Given problem: Give a verbatim quotation of every record.
----
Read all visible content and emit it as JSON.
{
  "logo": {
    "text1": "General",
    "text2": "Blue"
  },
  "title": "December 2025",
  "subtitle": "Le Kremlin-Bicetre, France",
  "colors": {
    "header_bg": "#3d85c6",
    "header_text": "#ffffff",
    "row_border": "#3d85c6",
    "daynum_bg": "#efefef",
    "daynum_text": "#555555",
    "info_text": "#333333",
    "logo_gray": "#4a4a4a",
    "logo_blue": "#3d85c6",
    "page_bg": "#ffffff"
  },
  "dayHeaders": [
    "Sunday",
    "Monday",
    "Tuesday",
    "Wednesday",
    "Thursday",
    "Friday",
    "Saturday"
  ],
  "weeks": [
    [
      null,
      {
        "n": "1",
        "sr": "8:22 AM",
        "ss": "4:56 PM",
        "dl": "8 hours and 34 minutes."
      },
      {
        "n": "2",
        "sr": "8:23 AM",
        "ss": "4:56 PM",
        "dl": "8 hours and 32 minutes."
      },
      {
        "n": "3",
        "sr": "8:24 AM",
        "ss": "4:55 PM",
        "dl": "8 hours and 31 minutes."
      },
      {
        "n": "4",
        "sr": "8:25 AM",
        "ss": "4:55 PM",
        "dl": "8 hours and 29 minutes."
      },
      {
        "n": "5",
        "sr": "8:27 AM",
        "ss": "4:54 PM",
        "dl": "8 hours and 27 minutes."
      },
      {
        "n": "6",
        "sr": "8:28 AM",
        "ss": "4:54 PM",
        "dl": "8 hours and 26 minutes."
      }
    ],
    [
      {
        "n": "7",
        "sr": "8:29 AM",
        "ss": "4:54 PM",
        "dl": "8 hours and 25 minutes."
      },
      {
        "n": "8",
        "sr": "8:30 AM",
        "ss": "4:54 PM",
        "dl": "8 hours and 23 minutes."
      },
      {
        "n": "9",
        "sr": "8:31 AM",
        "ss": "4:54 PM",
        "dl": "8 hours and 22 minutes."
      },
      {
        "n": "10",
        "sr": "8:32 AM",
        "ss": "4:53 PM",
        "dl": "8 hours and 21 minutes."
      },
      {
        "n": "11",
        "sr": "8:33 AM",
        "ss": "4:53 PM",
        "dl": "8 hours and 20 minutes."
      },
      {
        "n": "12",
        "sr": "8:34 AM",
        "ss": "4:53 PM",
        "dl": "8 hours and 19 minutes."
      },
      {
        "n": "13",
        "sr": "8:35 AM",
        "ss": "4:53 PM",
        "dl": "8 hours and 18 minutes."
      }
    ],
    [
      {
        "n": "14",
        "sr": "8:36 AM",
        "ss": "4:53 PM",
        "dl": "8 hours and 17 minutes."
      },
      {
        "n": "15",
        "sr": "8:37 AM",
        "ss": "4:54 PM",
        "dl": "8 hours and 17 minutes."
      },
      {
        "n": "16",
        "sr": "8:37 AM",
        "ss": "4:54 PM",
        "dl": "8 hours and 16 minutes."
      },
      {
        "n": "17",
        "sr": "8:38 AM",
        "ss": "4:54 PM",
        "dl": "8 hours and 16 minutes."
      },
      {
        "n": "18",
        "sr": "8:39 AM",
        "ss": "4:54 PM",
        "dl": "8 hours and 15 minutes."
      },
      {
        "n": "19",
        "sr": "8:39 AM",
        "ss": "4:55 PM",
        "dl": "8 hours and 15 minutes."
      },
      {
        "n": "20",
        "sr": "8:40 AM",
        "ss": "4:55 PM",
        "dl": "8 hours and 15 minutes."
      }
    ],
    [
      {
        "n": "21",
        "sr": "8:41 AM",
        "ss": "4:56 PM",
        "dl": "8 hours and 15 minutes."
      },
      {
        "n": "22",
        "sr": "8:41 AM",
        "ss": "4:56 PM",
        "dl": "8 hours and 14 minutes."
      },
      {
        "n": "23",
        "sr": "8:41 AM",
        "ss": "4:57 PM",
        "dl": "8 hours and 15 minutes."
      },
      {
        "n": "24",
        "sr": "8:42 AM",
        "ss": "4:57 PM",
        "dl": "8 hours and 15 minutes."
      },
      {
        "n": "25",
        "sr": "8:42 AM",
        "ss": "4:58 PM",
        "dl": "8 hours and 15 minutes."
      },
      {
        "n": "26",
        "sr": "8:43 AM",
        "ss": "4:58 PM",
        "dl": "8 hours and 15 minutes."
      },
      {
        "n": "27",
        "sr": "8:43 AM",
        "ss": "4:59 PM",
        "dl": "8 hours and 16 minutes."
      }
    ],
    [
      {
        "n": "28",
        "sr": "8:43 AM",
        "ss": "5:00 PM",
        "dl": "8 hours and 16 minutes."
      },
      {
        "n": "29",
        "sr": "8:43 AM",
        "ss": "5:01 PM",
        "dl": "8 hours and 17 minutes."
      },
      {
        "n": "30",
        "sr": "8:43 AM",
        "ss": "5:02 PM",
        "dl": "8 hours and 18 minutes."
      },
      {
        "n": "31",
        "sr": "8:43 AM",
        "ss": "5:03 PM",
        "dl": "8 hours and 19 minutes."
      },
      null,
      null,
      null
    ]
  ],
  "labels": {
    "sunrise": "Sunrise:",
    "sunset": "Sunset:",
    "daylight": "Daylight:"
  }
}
----
The completed task:
Read all visible content and emit it as JSON.
{
  "logo": {
    "text1": "General",
    "text2": "Blue"
  },
  "title": "December 2025",
  "subtitle": "Le Kremlin-Bicetre, France",
  "colors": {
    "header_bg": "#3d85c6",
    "header_text": "#ffffff",
    "row_border": "#3d85c6",
    "daynum_bg": "#efefef",
    "daynum_text": "#555555",
    "info_text": "#333333",
    "logo_gray": "#4a4a4a",
    "logo_blue": "#3d85c6",
    "page_bg": "#ffffff"
  },
  "dayHeaders": [
    "Sunday",
    "Monday",
    "Tuesday",
    "Wednesday",
    "Thursday",
    "Friday",
    "Saturday"
  ],
  "weeks": [
    [
      null,
      {
        "n": "1",
        "sr": "8:22 AM",
        "ss": "4:56 PM",
        "dl": "8 hours and 34 minutes."
      },
      {
        "n": "2",
        "sr": "8:23 AM",
        "ss": "4:56 PM",
        "dl": "8 hours and 32 minutes."
      },
      {
        "n": "3",
        "sr": "8:24 AM",
        "ss": "4:55 PM",
        "dl": "8 hours and 31 minutes."
      },
      {
        "n": "4",
        "sr": "8:25 AM",
        "ss": "4:55 PM",
        "dl": "8 hours and 29 minutes."
      },
      {
        "n": "5",
        "sr": "8:27 AM",
        "ss": "4:54 PM",
        "dl": "8 hours and 27 minutes."
      },
      {
        "n": "6",
        "sr": "8:28 AM",
        "ss": "4:54 PM",
        "dl": "8 hours and 26 minutes."
      }
    ],
    [
      {
        "n": "7",
        "sr": "8:29 AM",
        "ss": "4:54 PM",
        "dl": "8 hours and 25 minutes."
      },
      {
        "n": "8",
        "sr": "8:30 AM",
        "ss": "4:54 PM",
        "dl": "8 hours and 23 minutes."
      },
      {
        "n": "9",
        "sr": "8:31 AM",
        "ss": "4:54 PM",
        "dl": "8 hours and 22 minutes."
      },
      {
        "n": "10",
        "sr": "8:32 AM",
        "ss": "4:53 PM",
        "dl": "8 hours and 21 minutes."
      },
      {
        "n": "11",
        "sr": "8:33 AM",
        "ss": "4:53 PM",
        "dl": "8 hours and 20 minutes."
      },
      {
        "n": "12",
        "sr": "8:34 AM",
        "ss": "4:53 PM",
        "dl": "8 hours and 19 minutes."
      },
      {
        "n": "13",
        "sr": "8:35 AM",
        "ss": "4:53 PM",
        "dl": "8 hours and 18 minutes."
      }
    ],
    [
      {
        "n": "14",
        "sr": "8:36 AM",
        "ss": "4:53 PM",
        "dl": "8 hours and 17 minutes."
      },
      {
        "n": "15",
        "sr": "8:37 AM",
        "ss": "4:54 PM",
        "dl": "8 hours and 17 minutes."
      },
      {
        "n": "16",
        "sr": "8:37 AM",
        "ss": "4:54 PM",
        "dl": "8 hours and 16 minutes."
      },
      {
        "n": "17",
        "sr": "8:38 AM",
        "ss": "4:54 PM",
        "dl": "8 hours and 16 minutes."
      },
      {
        "n": "18",
        "sr": "8:39 AM",
        "ss": "4:54 PM",
        "dl": "8 hours and 15 minutes."
      },
      {
        "n": "19",
        "sr": "8:39 AM",
        "ss": "4:55 PM",
        "dl": "8 hours and 15 minutes."
      },
      {
        "n": "20",
        "sr": "8:40 AM",
        "ss": "4:55 PM",
        "dl": "8 hours and 15 minutes."
      }
    ],
    [
      {
        "n": "21",
        "sr": "8:41 AM",
        "ss": "4:56 PM",
        "dl": "8 hours and 15 minutes."
      },
      {
        "n": "22",
        "sr": "8:41 AM",
        "ss": "4:56 PM",
        "dl": "8 hours and 14 minutes."
      },
      {
        "n": "23",
        "sr": "8:41 AM",
        "ss": "4:57 PM",
        "dl": "8 hours and 15 minutes."
      },
      {
        "n": "24",
        "sr": "8:42 AM",
        "ss": "4:57 PM",
        "dl": "8 hours and 15 minutes."
      },
      {
        "n": "25",
        "sr": "8:42 AM",
        "ss": "4:58 PM",
        "dl": "8 hours and 15 minutes."
      },
      {
        "n": "26",
        "sr": "8:43 AM",
        "ss": "4:58 PM",
        "dl": "8 hours and 15 minutes."
      },
      {
        "n": "27",
        "sr": "8:43 AM",
        "ss": "4:59 PM",
        "dl": "8 hours and 16 minutes."
      }
    ],
    [
      {
        "n": "28",
        "sr": "8:43 AM",
        "ss": "5:00 PM",
        "dl": "8 hours and 16 minutes."
      },
      {
        "n": "29",
        "sr": "8:43 AM",
        "ss": "5:01 PM",
        "dl": "8 hours and 17 minutes."
      },
      {
        "n": "30",
        "sr": "8:43 AM",
        "ss": "5:02 PM",
        "dl": "8 hours and 18 minutes."
      },
      {
        "n": "31",
        "sr": "8:43 AM",
        "ss": "5:03 PM",
        "dl": "8 hours and 19 minutes."
      },
      null,
      null,
      null
    ]
  ],
  "labels": {
    "sunrise": "Sunrise:",
    "sunset": "Sunset:",
    "daylight": "Daylight:"
  }
}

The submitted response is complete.